Work order A →
In the blog post about the office chat on autism, what did the writer answer when the colleague asked what causes autism?
Work order B →
Pick up the blog post about the office chat on autism where it stops, and keep writing it.

06 April 2010

Popping my skeptical cherry

Walk softly and carry a swag of evidence

Having done purely freelance work from home for the last four years, it's been a while since I've had an on-site office job. But now I do - I'm in the middle of a part-time contract in a real office, with real people. And that means chats by the water cooler.

One of my chats was about what I was planning for the Easter holiday weekend (giving the impression that Easter is a holiday at our house, and not just four days of the same stuff except without day care). Part of my plans included visiting a friend who happens to have an autistic four-year-old son. My colleague, a native German speaker, was fairly unfamiliar with autism, and asked, "What causes it?". I replied, "Nobody really knows" and that's when it happened. Another person using the kitchen interrupted with, "Are you talking about autism? It can actually be caused by environmental factors, like heavy metals. In fact they think the triple vaccine…"

Cue polite Skeptical Smackdown!

I immediately started shaking my head and mentioned that the only study to even vaguely suggest a link between autism and a vaccine had never been successfully repeated, its author had been discredited and despite many attempts, the link had never been proven. I could have gone on and on (as you're probably aware, if you've ever read anything I've written), but the message had already been delivered, and I saw no reason to risk alienating and annoying someone who merely joined in to a casual conversation.

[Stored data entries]
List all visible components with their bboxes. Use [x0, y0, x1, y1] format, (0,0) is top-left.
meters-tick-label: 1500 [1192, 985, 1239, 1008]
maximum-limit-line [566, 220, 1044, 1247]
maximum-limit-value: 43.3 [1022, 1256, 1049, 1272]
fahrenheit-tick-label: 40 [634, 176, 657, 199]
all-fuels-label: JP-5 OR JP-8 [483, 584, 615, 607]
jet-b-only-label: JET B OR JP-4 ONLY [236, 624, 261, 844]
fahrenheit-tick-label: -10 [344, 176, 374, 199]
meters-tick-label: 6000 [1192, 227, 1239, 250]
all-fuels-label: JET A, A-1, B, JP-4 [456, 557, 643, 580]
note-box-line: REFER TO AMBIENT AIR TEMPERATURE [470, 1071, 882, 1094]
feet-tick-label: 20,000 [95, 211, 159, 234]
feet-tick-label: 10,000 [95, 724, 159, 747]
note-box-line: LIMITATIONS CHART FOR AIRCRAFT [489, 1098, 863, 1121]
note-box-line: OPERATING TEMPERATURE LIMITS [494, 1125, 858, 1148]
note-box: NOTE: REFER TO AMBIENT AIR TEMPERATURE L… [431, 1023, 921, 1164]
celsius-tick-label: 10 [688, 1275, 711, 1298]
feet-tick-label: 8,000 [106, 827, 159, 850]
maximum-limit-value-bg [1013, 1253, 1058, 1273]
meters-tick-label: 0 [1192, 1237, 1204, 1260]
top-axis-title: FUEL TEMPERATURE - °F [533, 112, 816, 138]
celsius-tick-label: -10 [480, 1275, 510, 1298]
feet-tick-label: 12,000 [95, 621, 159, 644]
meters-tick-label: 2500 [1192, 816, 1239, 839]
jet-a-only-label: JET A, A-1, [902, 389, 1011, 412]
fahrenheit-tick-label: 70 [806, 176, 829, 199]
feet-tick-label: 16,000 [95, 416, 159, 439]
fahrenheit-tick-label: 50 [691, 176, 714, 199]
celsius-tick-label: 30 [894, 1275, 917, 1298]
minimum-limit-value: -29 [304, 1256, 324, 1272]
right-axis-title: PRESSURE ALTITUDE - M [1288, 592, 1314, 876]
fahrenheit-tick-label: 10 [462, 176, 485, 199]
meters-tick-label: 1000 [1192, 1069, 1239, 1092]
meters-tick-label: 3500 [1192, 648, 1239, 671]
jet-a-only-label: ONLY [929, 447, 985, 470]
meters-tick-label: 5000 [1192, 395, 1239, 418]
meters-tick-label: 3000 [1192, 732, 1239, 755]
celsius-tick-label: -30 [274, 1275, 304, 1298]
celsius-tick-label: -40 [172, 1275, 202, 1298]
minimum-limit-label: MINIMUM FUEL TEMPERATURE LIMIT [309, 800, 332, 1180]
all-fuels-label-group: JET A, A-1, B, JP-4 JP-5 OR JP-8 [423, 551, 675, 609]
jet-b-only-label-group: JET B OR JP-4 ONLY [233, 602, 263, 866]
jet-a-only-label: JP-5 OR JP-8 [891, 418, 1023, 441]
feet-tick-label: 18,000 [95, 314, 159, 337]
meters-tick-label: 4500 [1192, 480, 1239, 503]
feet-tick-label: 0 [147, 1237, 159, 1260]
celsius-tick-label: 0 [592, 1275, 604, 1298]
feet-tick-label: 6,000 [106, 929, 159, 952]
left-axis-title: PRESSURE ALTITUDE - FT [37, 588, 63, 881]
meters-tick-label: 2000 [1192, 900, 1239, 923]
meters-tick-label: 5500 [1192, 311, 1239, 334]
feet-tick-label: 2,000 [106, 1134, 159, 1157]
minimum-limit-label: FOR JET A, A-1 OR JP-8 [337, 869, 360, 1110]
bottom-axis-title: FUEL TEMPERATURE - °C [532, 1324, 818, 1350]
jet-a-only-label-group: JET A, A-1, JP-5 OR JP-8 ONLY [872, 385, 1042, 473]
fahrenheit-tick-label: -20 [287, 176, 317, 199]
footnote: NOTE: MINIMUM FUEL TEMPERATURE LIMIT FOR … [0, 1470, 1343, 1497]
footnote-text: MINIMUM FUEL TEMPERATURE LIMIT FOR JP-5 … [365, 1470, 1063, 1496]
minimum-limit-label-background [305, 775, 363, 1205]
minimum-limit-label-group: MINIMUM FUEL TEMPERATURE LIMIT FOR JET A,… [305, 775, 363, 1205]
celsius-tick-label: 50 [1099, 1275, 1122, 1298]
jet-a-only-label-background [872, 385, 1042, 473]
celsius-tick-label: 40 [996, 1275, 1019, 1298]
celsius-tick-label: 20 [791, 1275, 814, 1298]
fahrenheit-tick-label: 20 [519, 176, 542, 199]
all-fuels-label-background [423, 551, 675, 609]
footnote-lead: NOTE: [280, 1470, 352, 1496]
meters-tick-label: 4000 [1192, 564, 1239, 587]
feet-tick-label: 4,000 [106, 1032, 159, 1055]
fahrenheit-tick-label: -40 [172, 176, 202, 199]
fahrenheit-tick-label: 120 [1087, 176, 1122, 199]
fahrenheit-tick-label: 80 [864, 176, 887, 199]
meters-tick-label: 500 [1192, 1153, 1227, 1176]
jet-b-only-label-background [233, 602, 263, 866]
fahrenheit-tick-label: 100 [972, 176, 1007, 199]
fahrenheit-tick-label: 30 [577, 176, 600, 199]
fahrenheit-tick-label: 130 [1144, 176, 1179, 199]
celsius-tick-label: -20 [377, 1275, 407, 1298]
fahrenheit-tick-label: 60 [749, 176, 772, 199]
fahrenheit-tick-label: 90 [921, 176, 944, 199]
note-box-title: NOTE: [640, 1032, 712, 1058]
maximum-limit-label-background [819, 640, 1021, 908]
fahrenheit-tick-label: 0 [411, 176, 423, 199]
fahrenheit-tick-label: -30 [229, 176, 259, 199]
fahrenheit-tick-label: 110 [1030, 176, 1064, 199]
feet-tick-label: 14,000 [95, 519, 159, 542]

Answer box A →
"Nobody really knows."

Answer box B →
But I felt fan-frikkin-tastic.

The thrill of having my very first shared-workplace opportunity to verbally quash a morsel of pseudo-scientific hogwash was palpable. There was no smug satisfaction; no holier-than-thou sense of self-righteousness. Only happiness and adrenalin (and a vague recollection that I once sought adrenalin rushes from white-water rafting and spelunking).

When I returned to my desk, another colleague said, "I'll bet anyone ten bucks that it's going to rain at precisely three o'clock tomorrow afternoon" ('tomorrow' being Good Friday). I said, "why so specific?" and she replied, "Because that's the time that Jesus died on the cross". Resisting the urge to roll my eyes and go into some detail about the vagaries of biblical calendars and time-keeping equipment, pagan festival juxtaposition and, let's be frank, the non-existence of god, I just said, "I'll take that bet". I figure the odds are reasonable (despite the wagerer's motivation) and besides, I think I'm on a bit of a roll.


  1. I'm so excited that you saw some in the wild.

  2. Well Bas had his first vaccine just over a week ago and I swear to God it rained the next day at the exact same time as he got his shot. Explain THAT!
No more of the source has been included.